AIM
Write out the data again in full, exactly as it reads.
== MATERIAL PROVIDED
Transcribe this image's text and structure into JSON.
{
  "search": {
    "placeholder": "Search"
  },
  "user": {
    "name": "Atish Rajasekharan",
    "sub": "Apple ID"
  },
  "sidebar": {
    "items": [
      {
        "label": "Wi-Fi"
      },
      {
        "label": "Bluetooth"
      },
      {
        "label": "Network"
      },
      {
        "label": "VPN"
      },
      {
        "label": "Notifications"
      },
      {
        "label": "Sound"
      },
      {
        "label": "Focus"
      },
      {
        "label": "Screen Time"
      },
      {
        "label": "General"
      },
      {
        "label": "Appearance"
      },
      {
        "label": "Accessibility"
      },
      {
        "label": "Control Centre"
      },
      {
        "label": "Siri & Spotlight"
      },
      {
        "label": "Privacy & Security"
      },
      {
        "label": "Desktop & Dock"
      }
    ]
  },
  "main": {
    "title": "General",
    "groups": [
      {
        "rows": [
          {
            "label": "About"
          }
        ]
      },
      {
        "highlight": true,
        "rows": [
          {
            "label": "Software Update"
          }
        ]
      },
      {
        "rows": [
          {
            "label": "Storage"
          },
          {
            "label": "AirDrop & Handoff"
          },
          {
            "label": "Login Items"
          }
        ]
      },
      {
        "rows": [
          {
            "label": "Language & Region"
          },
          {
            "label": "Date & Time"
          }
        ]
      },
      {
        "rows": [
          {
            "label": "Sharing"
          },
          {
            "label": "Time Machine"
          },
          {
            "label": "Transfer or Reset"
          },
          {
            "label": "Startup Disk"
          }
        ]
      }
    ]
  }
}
====
FINAL RESULT
Transcribe this image's text and structure into JSON.
{
  "search": {
    "placeholder": "Search"
  },
  "user": {
    "name": "Atish Rajasekharan",
    "sub": "Apple ID"
  },
  "sidebar": {
    "items": [
      {
        "label": "Wi-Fi"
      },
      {
        "label": "Bluetooth"
      },
      {
        "label": "Network"
      },
      {
        "label": "VPN"
      },
      {
        "label": "Notifications"
      },
      {
        "label": "Sound"
      },
      {
        "label": "Focus"
      },
      {
        "label": "Screen Time"
      },
      {
        "label": "General"
      },
      {
        "label": "Appearance"
      },
      {
        "label": "Accessibility"
      },
      {
        "label": "Control Centre"
      },
      {
        "label": "Siri & Spotlight"
      },
      {
        "label": "Privacy & Security"
      },
      {
        "label": "Desktop & Dock"
      }
    ]
  },
  "main": {
    "title": "General",
    "groups": [
      {
        "rows": [
          {
            "label": "About"
          }
        ]
      },
      {
        "highlight": true,
        "rows": [
          {
            "label": "Software Update"
          }
        ]
      },
      {
        "rows": [
          {
            "label": "Storage"
          },
          {
            "label": "AirDrop & Handoff"
          },
          {
            "label": "Login Items"
          }
        ]
      },
      {
        "rows": [
          {
            "label": "Language & Region"
          },
          {
            "label": "Date & Time"
          }
        ]
      },
      {
        "rows": [
          {
            "label": "Sharing"
          },
          {
            "label": "Time Machine"
          },
          {
            "label": "Transfer or Reset"
          },
          {
            "label": "Startup Disk"
          }
        ]
      }
    ]
  }
}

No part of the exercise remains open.